## WHAT IS ASKED
Search the material for the word "kolesa" and report each line where it turns up.

━━ INFORMATION GIVEN ━━

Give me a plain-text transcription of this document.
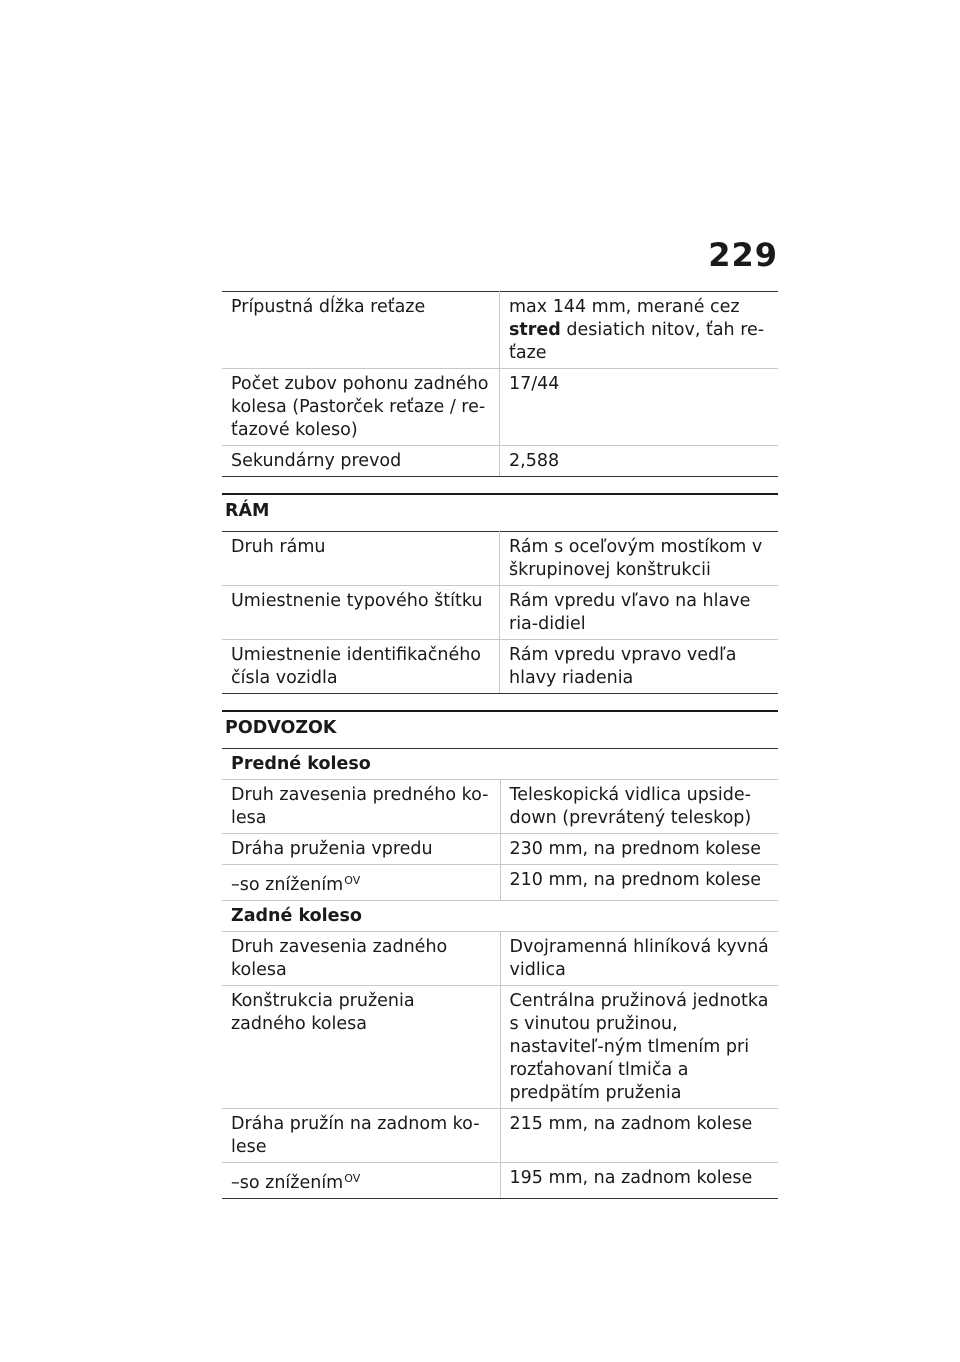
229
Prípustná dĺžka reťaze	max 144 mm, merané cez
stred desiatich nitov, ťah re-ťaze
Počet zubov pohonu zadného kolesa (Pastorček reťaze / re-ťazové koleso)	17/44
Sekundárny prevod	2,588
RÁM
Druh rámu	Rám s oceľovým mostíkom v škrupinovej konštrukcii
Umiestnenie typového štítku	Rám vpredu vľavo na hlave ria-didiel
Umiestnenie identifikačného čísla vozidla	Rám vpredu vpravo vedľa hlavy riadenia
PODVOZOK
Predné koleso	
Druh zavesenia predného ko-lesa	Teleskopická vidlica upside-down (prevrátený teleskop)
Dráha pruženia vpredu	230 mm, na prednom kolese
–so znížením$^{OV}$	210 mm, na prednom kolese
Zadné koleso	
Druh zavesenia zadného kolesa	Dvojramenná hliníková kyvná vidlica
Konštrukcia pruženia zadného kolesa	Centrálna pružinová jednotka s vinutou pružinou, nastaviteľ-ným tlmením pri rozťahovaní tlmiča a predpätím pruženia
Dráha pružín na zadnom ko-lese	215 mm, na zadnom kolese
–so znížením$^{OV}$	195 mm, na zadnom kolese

━━━

## RESULT FOR THIS EXERCISE
Počet zubov pohonu zadného kolesa (Pastorček reťaze / re-ťazové koleso)	17/44
Druh zavesenia zadného kolesa	Dvojramenná hliníková kyvná vidlica
Konštrukcia pruženia zadného kolesa	Centrálna pružinová jednotka s vinutou pružinou, nastaviteľ-ným tlmením pri rozťahovaní tlmiča a predpätím pruženia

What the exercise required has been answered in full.